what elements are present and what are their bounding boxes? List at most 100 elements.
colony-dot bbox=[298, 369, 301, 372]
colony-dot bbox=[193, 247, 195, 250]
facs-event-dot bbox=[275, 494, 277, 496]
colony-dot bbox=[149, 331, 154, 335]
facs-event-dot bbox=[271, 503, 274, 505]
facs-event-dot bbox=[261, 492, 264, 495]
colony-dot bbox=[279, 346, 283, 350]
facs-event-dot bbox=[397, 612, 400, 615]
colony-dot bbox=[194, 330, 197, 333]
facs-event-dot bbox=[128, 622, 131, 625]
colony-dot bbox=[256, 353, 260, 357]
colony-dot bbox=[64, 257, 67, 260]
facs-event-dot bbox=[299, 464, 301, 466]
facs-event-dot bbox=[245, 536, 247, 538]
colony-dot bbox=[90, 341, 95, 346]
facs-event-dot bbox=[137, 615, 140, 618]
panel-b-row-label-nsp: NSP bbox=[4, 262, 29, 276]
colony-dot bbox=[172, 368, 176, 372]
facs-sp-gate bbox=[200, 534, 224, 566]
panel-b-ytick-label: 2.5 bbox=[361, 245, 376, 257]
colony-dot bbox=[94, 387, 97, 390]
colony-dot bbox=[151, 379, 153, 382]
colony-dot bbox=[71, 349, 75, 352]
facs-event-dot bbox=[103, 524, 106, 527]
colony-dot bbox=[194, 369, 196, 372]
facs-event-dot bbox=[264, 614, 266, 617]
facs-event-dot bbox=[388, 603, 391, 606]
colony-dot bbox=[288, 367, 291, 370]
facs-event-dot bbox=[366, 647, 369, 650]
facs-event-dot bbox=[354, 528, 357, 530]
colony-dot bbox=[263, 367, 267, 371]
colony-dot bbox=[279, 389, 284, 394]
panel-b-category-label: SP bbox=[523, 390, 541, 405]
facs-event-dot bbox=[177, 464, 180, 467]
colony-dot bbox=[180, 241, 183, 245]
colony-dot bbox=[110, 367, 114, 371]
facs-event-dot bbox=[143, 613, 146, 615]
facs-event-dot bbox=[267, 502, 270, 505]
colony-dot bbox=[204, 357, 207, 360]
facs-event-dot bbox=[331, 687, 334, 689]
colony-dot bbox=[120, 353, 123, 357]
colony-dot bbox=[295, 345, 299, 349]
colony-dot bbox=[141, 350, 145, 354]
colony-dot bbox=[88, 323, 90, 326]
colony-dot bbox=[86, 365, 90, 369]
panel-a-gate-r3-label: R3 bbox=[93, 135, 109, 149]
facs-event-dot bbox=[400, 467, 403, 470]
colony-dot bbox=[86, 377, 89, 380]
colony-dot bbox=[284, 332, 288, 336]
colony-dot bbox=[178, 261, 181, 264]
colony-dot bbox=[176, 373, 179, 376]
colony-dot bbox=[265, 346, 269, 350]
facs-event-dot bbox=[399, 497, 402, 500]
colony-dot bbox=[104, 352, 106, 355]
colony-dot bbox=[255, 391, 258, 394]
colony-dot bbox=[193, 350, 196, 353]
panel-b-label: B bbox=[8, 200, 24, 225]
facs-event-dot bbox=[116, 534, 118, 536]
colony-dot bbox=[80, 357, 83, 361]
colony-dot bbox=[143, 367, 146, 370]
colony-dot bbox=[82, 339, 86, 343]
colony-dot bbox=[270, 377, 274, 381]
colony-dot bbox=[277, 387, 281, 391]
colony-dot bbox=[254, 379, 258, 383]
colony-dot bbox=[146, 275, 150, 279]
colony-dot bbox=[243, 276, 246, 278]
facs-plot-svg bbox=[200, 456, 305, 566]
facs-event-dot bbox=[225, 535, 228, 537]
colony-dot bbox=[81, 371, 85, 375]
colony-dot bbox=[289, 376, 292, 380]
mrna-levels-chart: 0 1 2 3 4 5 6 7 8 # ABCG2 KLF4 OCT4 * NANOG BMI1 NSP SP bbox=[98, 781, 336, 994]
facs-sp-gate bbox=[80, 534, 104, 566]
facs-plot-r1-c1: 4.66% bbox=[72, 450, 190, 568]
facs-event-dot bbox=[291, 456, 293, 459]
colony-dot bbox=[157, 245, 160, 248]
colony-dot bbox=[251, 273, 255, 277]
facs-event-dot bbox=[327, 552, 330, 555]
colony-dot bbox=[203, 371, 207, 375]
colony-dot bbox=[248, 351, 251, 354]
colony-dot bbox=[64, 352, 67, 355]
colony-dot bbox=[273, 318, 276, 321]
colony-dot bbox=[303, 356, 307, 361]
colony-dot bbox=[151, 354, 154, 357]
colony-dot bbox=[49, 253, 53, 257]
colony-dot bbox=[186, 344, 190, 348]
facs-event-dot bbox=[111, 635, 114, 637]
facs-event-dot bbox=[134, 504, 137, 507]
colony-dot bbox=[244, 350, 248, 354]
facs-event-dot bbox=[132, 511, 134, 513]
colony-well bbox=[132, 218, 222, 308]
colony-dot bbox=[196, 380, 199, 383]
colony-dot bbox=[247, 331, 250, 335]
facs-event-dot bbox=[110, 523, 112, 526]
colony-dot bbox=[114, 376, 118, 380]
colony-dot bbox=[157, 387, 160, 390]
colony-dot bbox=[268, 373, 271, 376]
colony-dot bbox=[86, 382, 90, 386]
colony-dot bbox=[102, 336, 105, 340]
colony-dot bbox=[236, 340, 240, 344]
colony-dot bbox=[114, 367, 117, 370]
• • • • •
## Problem statement
Each line of the data that contains "gate" belongs in the answer.

## Solution to the problem
facs-sp-gate bbox=[200, 534, 224, 566]
panel-a-gate-r3-label: R3 bbox=[93, 135, 109, 149]
facs-sp-gate bbox=[80, 534, 104, 566]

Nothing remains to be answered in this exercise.